[Stored data entries]
################
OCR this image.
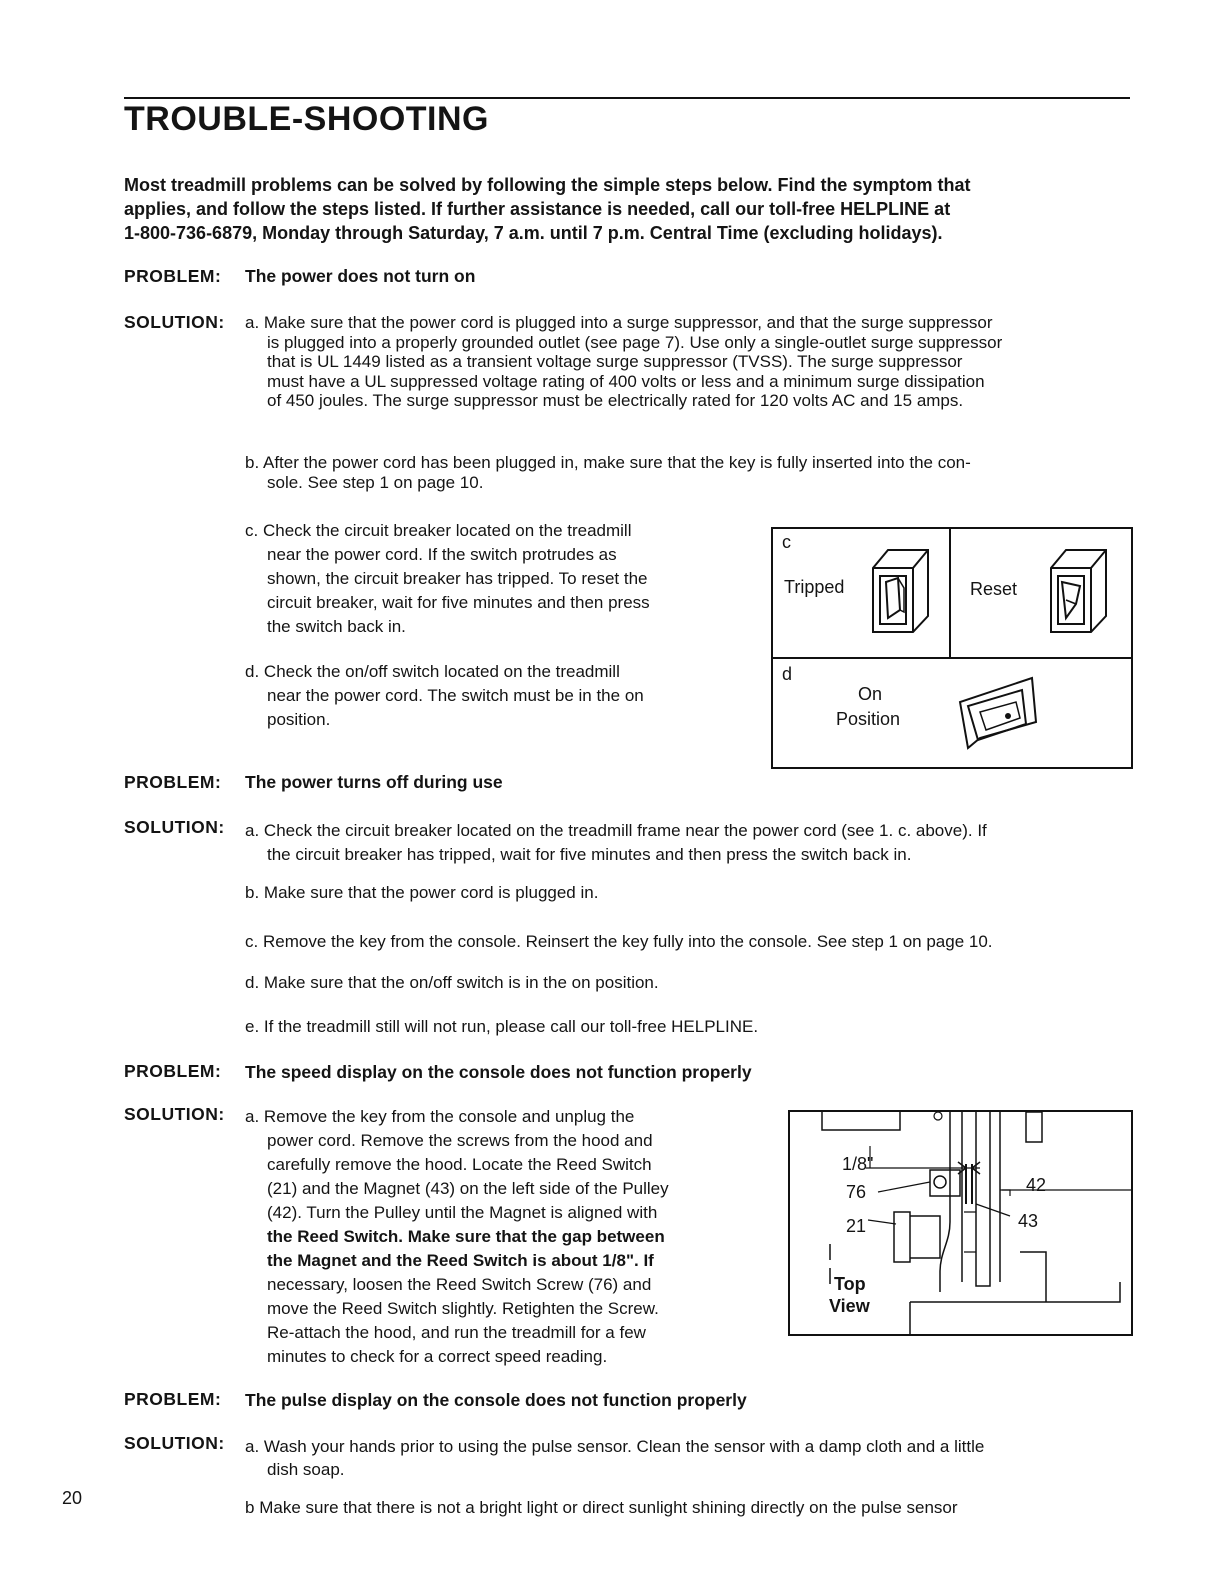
TROUBLE-SHOOTING

Most treadmill problems can be solved by following the simple steps below. Find the symptom that

applies, and follow the steps listed. If further assistance is needed, call our toll-free HELPLINE at

1-800-736-6879, Monday through Saturday, 7 a.m. until 7 p.m. Central Time (excluding holidays).

PROBLEM: The power does not turn on
SOLUTION: a. Make sure that the power cord is plugged into a surge suppressor, and that the surge suppressor
is plugged into a properly grounded outlet (see page 7). Use only a single-outlet surge suppressor
that is UL 1449 listed as a transient voltage surge suppressor (TVSS). The surge suppressor
must have a UL suppressed voltage rating of 400 volts or less and a minimum surge dissipation
of 450 joules. The surge suppressor must be electrically rated for 120 volts AC and 15 amps.
b. After the power cord has been plugged in, make sure that the key is fully inserted into the con-
sole. See step 1 on page 10.
c. Check the circuit breaker located on the treadmill
near the power cord. If the switch protrudes as
shown, the circuit breaker has tripped. To reset the
circuit breaker, wait for five minutes and then press
the switch back in.
d. Check the on/off switch located on the treadmill
near the power cord. The switch must be in the on
position.
c
Tripped	Reset
d
On
Position
PROBLEM: The power turns off during use
SOLUTION: a. Check the circuit breaker located on the treadmill frame near the power cord (see 1. c. above). If
the circuit breaker has tripped, wait for five minutes and then press the switch back in.
b. Make sure that the power cord is plugged in.
c. Remove the key from the console. Reinsert the key fully into the console. See step 1 on page 10.
d. Make sure that the on/off switch is in the on position.
e. If the treadmill still will not run, please call our toll-free HELPLINE.
PROBLEM: The speed display on the console does not function properly
SOLUTION: a. Remove the key from the console and unplug the
power cord. Remove the screws from the hood and
carefully remove the hood. Locate the Reed Switch
(21) and the Magnet (43) on the left side of the Pulley
(42). Turn the Pulley until the Magnet is aligned with
the Reed Switch. Make sure that the gap between
the Magnet and the Reed Switch is about 1/8". If
necessary, loosen the Reed Switch Screw (76) and
move the Reed Switch slightly. Retighten the Screw.
Re-attach the hood, and run the treadmill for a few
minutes to check for a correct speed reading.
1/8"
76	42
43
21
Top
View
PROBLEM: The pulse display on the console does not function properly
SOLUTION: a. Wash your hands prior to using the pulse sensor. Clean the sensor with a damp cloth and a little
dish soap.
b Make sure that there is not a bright light or direct sunlight shining directly on the pulse sensor
20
################
» **Written exercise**:
Of the lines in the entries, how many include the word "cord"? State only the number.

» **Solution to this problem**:
7